▸ **Task inputs**:
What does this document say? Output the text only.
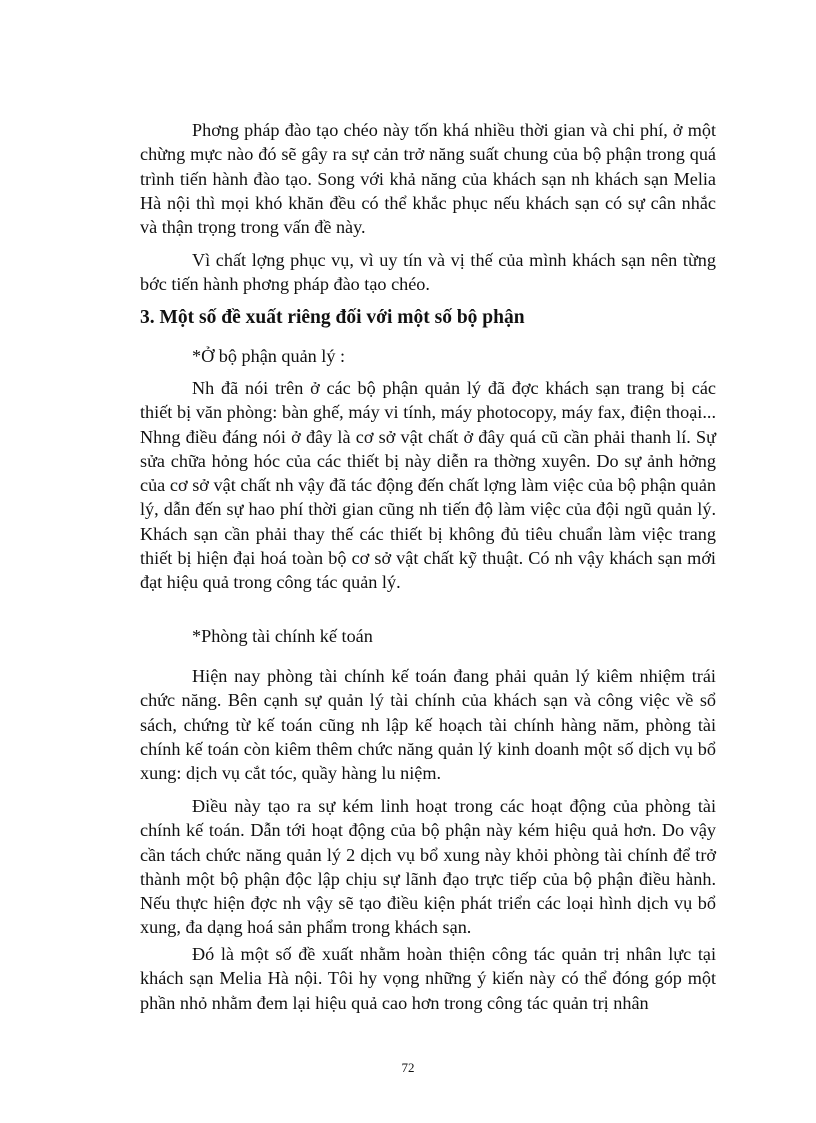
Phơng pháp đào tạo chéo này tốn khá nhiều thời gian và chi phí, ở một chừng mực nào đó sẽ gây ra sự cản trở năng suất chung của bộ phận trong quá trình tiến hành đào tạo. Song với khả năng của khách sạn nh khách sạn Melia Hà nội thì mọi khó khăn đều có thể khắc phục nếu khách sạn có sự cân nhắc và thận trọng trong vấn đề này.

Vì chất lợng phục vụ, vì uy tín và vị thế của mình khách sạn nên từng bớc tiến hành phơng pháp đào tạo chéo.

3. Một số đề xuất riêng đối với một số bộ phận

*Ở bộ phận quản lý :

Nh đã nói trên ở các bộ phận quản lý đã đợc khách sạn trang bị các thiết bị văn phòng: bàn ghế, máy vi tính, máy photocopy, máy fax, điện thoại... Nhng điều đáng nói ở đây là cơ sở vật chất ở đây quá cũ cần phải thanh lí. Sự sửa chữa hỏng hóc của các thiết bị này diễn ra thờng xuyên. Do sự ảnh hởng của cơ sở vật chất nh vậy đã tác động đến chất lợng làm việc của bộ phận quản lý, dẫn đến sự hao phí thời gian cũng nh tiến độ làm việc của đội ngũ quản lý. Khách sạn cần phải thay thế các thiết bị không đủ tiêu chuẩn làm việc trang thiết bị hiện đại hoá toàn bộ cơ sở vật chất kỹ thuật. Có nh vậy khách sạn mới đạt hiệu quả trong công tác quản lý.

*Phòng tài chính kế toán

Hiện nay phòng tài chính kế toán đang phải quản lý kiêm nhiệm trái chức năng. Bên cạnh sự quản lý tài chính của khách sạn và công việc về sổ sách, chứng từ kế toán cũng nh lập kế hoạch tài chính hàng năm, phòng tài chính kế toán còn kiêm thêm chức năng quản lý kinh doanh một số dịch vụ bổ xung: dịch vụ cắt tóc, quầy hàng lu niệm.

Điều này tạo ra sự kém linh hoạt trong các hoạt động của phòng tài chính kế toán. Dẫn tới hoạt động của bộ phận này kém hiệu quả hơn. Do vậy cần tách chức năng quản lý 2 dịch vụ bổ xung này khỏi phòng tài chính để trở thành một bộ phận độc lập chịu sự lãnh đạo trực tiếp của bộ phận điều hành. Nếu thực hiện đợc nh vậy sẽ tạo điều kiện phát triển các loại hình dịch vụ bổ xung, đa dạng hoá sản phẩm trong khách sạn.

Đó là một số đề xuất nhằm hoàn thiện công tác quản trị nhân lực tại khách sạn Melia Hà nội. Tôi hy vọng những ý kiến này có thể đóng góp một phần nhỏ nhằm đem lại hiệu quả cao hơn trong công tác quản trị nhân

72
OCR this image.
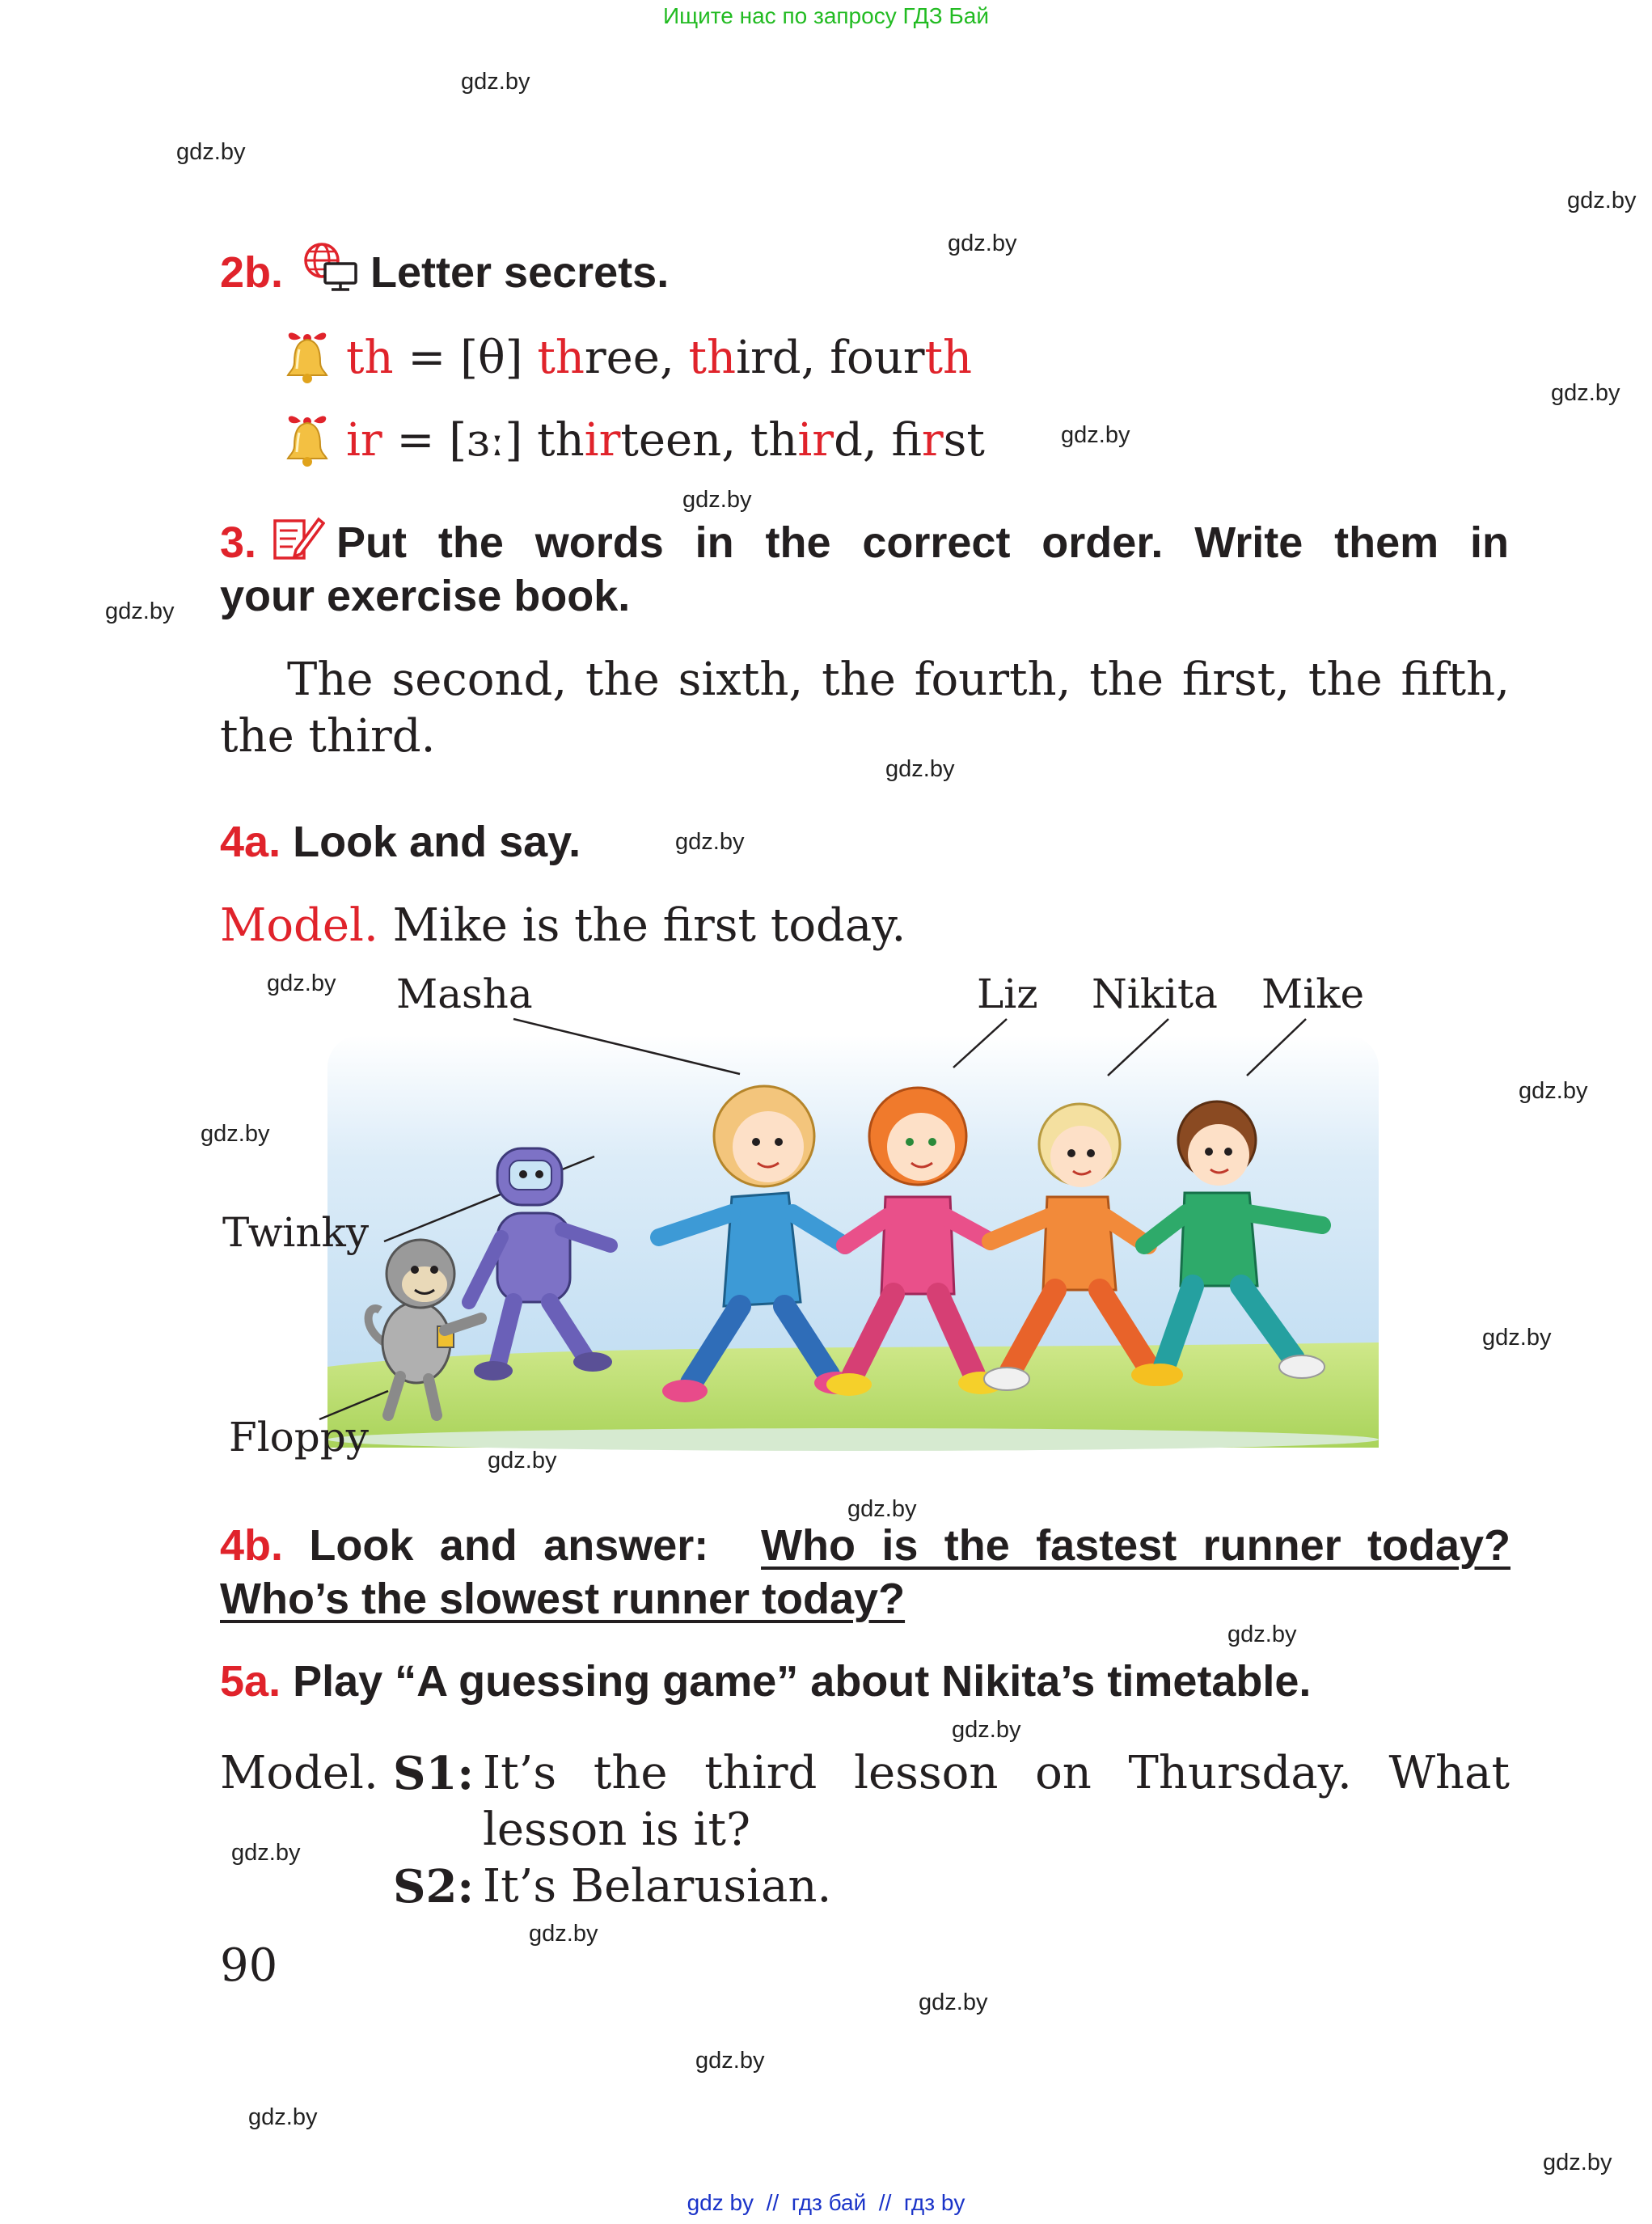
Ищите нас по запросу ГДЗ Бай
gdz.by
gdz.by
gdz.by
gdz.by
gdz.by
gdz.by
gdz.by
gdz.by
gdz.by
gdz.by
gdz.by
gdz.by
gdz.by
gdz.by
gdz.by
gdz.by
gdz.by
gdz.by
gdz.by
gdz.by
gdz.by
gdz.by
gdz.by
gdz.by
2b. Letter secrets.
th = [θ] three, third, fourth
ir = [ɜː] thirteen, third, first
3. Put the words in the correct order. Write them in
your exercise book.
The second, the sixth, the fourth, the first, the fifth,
the third.
4a. Look and say.
Model. Mike is the first today.
Masha	Liz Nikita Mike
Twinky
Floppy
4b. Look and answer:  Who is the fastest runner today?
Who’s the slowest runner today?
5a. Play “A guessing game” about Nikita’s timetable.
Model. S1: It’s the third lesson on Thursday. What
lesson is it?
S2: It’s Belarusian.
90
gdz by  //  гдз бай  //  гдз by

▸ **Instruction**: Make an exact reproduction of the listing above, without any pictures.

▸ **Output of the task**:
What does this document say? Output the text only.
Phơng pháp đào tạo chéo này tốn khá nhiều thời gian và chi phí, ở một chừng mực nào đó sẽ gây ra sự cản trở năng suất chung của bộ phận trong quá trình tiến hành đào tạo. Song với khả năng của khách sạn nh khách sạn Melia Hà nội thì mọi khó khăn đều có thể khắc phục nếu khách sạn có sự cân nhắc và thận trọng trong vấn đề này.

Vì chất lợng phục vụ, vì uy tín và vị thế của mình khách sạn nên từng bớc tiến hành phơng pháp đào tạo chéo.

3. Một số đề xuất riêng đối với một số bộ phận

*Ở bộ phận quản lý :

Nh đã nói trên ở các bộ phận quản lý đã đợc khách sạn trang bị các thiết bị văn phòng: bàn ghế, máy vi tính, máy photocopy, máy fax, điện thoại... Nhng điều đáng nói ở đây là cơ sở vật chất ở đây quá cũ cần phải thanh lí. Sự sửa chữa hỏng hóc của các thiết bị này diễn ra thờng xuyên. Do sự ảnh hởng của cơ sở vật chất nh vậy đã tác động đến chất lợng làm việc của bộ phận quản lý, dẫn đến sự hao phí thời gian cũng nh tiến độ làm việc của đội ngũ quản lý. Khách sạn cần phải thay thế các thiết bị không đủ tiêu chuẩn làm việc trang thiết bị hiện đại hoá toàn bộ cơ sở vật chất kỹ thuật. Có nh vậy khách sạn mới đạt hiệu quả trong công tác quản lý.

*Phòng tài chính kế toán

Hiện nay phòng tài chính kế toán đang phải quản lý kiêm nhiệm trái chức năng. Bên cạnh sự quản lý tài chính của khách sạn và công việc về sổ sách, chứng từ kế toán cũng nh lập kế hoạch tài chính hàng năm, phòng tài chính kế toán còn kiêm thêm chức năng quản lý kinh doanh một số dịch vụ bổ xung: dịch vụ cắt tóc, quầy hàng lu niệm.

Điều này tạo ra sự kém linh hoạt trong các hoạt động của phòng tài chính kế toán. Dẫn tới hoạt động của bộ phận này kém hiệu quả hơn. Do vậy cần tách chức năng quản lý 2 dịch vụ bổ xung này khỏi phòng tài chính để trở thành một bộ phận độc lập chịu sự lãnh đạo trực tiếp của bộ phận điều hành. Nếu thực hiện đợc nh vậy sẽ tạo điều kiện phát triển các loại hình dịch vụ bổ xung, đa dạng hoá sản phẩm trong khách sạn.

Đó là một số đề xuất nhằm hoàn thiện công tác quản trị nhân lực tại khách sạn Melia Hà nội. Tôi hy vọng những ý kiến này có thể đóng góp một phần nhỏ nhằm đem lại hiệu quả cao hơn trong công tác quản trị nhân

72
OCR this image.
Ищите нас по запросу ГДЗ Бай
gdz.by
gdz.by
gdz.by
gdz.by
gdz.by
gdz.by
gdz.by
gdz.by
gdz.by
gdz.by
gdz.by
gdz.by
gdz.by
gdz.by
gdz.by
gdz.by
gdz.by
gdz.by
gdz.by
gdz.by
gdz.by
gdz.by
gdz.by
gdz.by
2b. Letter secrets.
th = [θ] three, third, fourth
ir = [ɜː] thirteen, third, first
3. Put the words in the correct order. Write them in
your exercise book.
The second, the sixth, the fourth, the first, the fifth,
the third.
4a. Look and say.
Model. Mike is the first today.
Masha	Liz Nikita Mike
Twinky
Floppy
4b. Look and answer:  Who is the fastest runner today?
Who’s the slowest runner today?
5a. Play “A guessing game” about Nikita’s timetable.
Model. S1: It’s the third lesson on Thursday. What
lesson is it?
S2: It’s Belarusian.
90
gdz by  //  гдз бай  //  гдз by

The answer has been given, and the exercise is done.